Der Antrag nach § 80 Abs. 5 VwGO ist zulässig, aber nicht begründet.

13

Nach § 80 Abs. 5 VwGO kann das Gericht der Hauptsache auf Antrag bei einer Anordnung der sofortigen Vollziehung nach § 80 Abs. 2 Satz 1 Nr. 4 VwGO die aufschiebende Wirkung der Klage ganz oder teilweise wiederherstellen. Neben der Feststellung, ob die schriftliche Anordnung der sofortigen Vollziehung den Anforderungen des Gesetzes entspricht, ist Gegenstand der Prüfung im Verfahren nach § 80 Abs. 5 VwGO die Frage, ob ein schutzwürdiges Interesse des Antragstellers, vom Vollzug der Maßnahme bis zur Entscheidung in der Hauptsache verschont zu bleiben, gegenüber dem besonderen öffentliche Interesse an der sofortigen Vollziehung überwiegt. In diese Abwägung ist die voraussichtliche Rechtmäßigkeit des angefochtenen Bescheides mit einzubeziehen.

14

Die schriftliche Anordnung der sofortigen Vollziehung im Bescheid vom 18.07.2006 erfüllt die Voraussetzungen des § 80 Abs. 3 VwGO.

15

Die Verfügung des Antragsgegners vom 08.09.2005 ist nach der im Verfahren des vorläufigen Rechtsschutzes angebrachten summarischen Überprüfung aller Voraussicht nach rechtmäßig, die Anordnung der sofortigen Vollziehung der Verfügung vom 18.07.2006 entspricht einem besonderen öffentlichen Vollzugsinteresse.

16

1. Die Tätigkeit des Antragstellers stellt eine Vermittlung nicht erlaubter Sportwetten im Sinne von § 16 NLottG dar und erfüllt den Tatbestand des § 284 StGB. Darin liegt eine Störung der öffentlichen Sicherheit, die ein Einschreiten nach § 14 Abs. 1 Satz 2 NLottG i. V. m. § 11 Nds. SOG rechtfertigt.

17

Es kommt dabei nicht darauf an, ob der Antragsteller mittels aggressiver Werbung tätig wird und wie weit seine Tätigkeit bei der Wettannahme geht, es liegt eine Vermittlung im Sinne von § 14 Abs. 1 NLottG und jedenfalls eine strafbare Teinahme im Sinne des Tatbestandes des § 284 StGB vor (vgl. dazu Nds. OVG, Beschl. vom 03.11.2003 - 11 ME 369/03 - Rechtsprechungsdatenbank des Nds. OVG; Bay. VGH, Entsch. vom 10.07.2006 - 22 BV 05.457 -, Rechtsprechungsdatenbank des Bay. VHG; OVG NRW, Entsch. vom 28.06.2006 4 B 961/06 - Rechtsprechungsdatenbank des OVG NRW).

▶ **Gestellte Aufgabe**
Wie beurteilt der Auszug den Antrag nach § 80 Abs. 5 VwGO?

[Datensätze mit Koordinatenannotationen]
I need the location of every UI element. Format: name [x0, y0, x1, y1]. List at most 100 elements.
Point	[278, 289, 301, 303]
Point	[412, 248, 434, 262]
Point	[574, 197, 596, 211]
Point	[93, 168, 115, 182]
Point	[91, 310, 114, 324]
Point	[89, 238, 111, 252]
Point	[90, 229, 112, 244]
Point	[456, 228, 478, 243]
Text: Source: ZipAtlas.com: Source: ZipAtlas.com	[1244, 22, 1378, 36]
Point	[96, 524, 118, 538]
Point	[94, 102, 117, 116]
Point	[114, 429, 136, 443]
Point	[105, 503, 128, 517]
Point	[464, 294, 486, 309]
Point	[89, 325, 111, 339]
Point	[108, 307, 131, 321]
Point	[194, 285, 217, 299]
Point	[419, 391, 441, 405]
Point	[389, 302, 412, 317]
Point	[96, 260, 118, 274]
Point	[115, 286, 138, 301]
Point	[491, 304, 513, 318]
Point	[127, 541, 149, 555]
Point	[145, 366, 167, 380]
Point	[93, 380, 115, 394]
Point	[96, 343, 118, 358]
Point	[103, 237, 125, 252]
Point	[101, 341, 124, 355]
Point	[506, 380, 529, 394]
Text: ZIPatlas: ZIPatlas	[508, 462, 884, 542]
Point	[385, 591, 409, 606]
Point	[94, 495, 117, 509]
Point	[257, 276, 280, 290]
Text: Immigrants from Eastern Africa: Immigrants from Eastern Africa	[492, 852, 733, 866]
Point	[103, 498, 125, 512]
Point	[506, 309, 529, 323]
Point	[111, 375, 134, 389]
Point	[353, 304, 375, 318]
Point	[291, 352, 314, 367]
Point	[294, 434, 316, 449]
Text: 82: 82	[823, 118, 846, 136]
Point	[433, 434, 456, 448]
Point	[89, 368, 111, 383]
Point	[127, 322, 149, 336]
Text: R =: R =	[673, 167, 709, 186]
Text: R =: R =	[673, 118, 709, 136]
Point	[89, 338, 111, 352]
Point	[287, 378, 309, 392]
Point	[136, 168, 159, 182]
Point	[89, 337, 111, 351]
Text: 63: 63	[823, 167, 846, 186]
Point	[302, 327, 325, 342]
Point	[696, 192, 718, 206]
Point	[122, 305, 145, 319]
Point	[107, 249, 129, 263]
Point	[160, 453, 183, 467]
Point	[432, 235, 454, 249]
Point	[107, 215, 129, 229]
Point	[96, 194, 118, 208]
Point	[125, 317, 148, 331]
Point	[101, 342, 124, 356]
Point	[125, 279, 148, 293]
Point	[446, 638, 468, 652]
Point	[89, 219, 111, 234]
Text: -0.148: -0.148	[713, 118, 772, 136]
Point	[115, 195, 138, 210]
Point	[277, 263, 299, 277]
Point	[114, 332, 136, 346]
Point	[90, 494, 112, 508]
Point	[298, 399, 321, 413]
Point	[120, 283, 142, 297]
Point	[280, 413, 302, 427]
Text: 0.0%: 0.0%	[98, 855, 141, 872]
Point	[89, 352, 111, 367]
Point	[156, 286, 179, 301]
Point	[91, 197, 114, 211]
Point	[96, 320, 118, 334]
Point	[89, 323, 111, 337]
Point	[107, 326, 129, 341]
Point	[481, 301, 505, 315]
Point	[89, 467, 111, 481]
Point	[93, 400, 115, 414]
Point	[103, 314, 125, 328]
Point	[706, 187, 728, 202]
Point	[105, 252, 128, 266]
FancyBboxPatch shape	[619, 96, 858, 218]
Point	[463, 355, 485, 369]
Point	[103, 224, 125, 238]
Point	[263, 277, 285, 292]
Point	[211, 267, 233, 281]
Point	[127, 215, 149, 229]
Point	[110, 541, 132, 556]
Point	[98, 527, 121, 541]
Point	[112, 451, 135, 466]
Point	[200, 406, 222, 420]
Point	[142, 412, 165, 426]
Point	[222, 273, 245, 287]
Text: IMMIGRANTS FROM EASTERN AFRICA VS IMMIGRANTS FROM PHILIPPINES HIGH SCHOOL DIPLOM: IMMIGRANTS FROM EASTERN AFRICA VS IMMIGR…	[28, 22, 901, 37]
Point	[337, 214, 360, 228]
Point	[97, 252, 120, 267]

▶ **Lösung der Aufgabe**
Er ist zulässig, aber nicht begründet.